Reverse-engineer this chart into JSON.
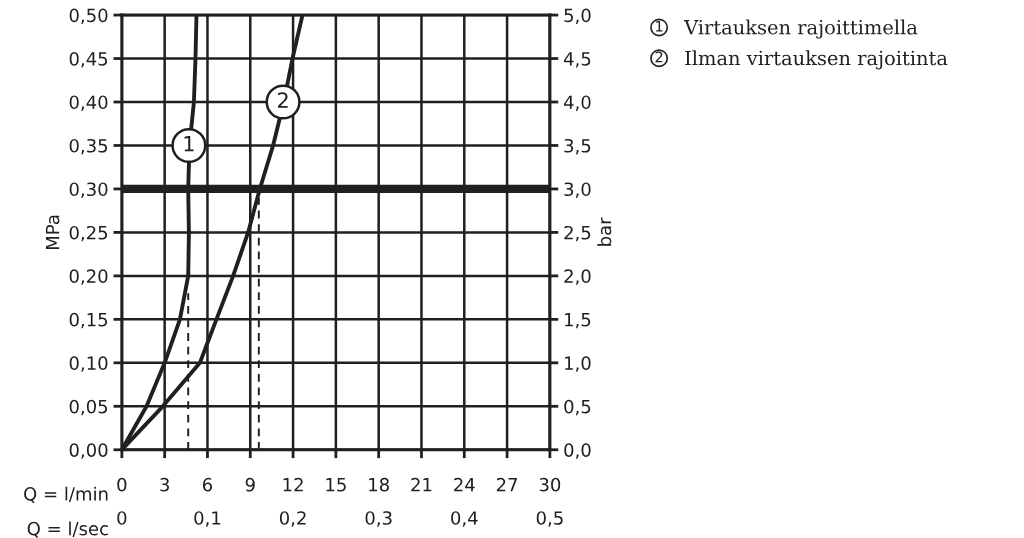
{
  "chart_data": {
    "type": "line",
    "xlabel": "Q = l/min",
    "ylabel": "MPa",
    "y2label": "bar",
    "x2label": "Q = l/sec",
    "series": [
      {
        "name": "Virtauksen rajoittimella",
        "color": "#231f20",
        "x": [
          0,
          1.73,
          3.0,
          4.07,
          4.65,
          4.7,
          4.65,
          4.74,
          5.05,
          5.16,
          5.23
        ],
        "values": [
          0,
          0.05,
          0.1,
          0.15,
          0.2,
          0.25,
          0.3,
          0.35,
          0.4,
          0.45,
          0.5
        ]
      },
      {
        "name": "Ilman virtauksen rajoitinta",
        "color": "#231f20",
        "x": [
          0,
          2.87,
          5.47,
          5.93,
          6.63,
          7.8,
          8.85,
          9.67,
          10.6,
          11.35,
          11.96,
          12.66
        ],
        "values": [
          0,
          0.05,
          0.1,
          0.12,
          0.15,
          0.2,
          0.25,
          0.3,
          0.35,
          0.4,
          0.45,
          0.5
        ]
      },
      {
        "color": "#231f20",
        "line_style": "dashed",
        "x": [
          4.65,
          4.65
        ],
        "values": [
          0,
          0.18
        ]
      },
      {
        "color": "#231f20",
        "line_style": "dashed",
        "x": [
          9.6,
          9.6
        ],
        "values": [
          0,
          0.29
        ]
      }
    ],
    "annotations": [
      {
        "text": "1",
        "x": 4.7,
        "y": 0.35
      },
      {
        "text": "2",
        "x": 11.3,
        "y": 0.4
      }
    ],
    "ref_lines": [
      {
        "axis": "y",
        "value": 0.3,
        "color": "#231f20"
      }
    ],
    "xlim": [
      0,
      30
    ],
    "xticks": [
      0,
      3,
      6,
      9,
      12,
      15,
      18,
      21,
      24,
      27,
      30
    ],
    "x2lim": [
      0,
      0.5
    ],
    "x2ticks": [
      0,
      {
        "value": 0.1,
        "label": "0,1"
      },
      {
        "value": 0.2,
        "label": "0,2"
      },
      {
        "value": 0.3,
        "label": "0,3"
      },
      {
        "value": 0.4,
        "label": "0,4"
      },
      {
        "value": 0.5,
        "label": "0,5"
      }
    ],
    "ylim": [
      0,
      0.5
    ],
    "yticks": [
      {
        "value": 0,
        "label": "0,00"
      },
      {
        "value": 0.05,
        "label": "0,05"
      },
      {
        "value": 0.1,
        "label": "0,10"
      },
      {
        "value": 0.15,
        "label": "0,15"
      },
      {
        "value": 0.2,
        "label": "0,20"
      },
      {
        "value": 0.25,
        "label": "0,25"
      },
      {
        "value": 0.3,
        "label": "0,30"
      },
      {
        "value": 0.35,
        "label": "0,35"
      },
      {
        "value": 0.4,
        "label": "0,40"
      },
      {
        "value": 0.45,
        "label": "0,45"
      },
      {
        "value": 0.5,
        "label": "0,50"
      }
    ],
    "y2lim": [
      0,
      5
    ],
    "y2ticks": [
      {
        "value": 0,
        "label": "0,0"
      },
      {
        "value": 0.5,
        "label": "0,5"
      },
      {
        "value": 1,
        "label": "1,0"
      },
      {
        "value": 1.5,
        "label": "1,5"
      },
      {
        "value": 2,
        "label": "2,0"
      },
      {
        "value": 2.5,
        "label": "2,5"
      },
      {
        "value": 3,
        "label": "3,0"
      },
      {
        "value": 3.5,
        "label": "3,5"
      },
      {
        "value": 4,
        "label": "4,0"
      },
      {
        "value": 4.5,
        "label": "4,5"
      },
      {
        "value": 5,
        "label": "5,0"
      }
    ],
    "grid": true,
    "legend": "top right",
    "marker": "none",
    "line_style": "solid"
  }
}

★ ★ ★

Look through the entries above; copy each line where the string "name" appears.

        "name": "Virtauksen rajoittimella",
        "name": "Ilman virtauksen rajoitinta",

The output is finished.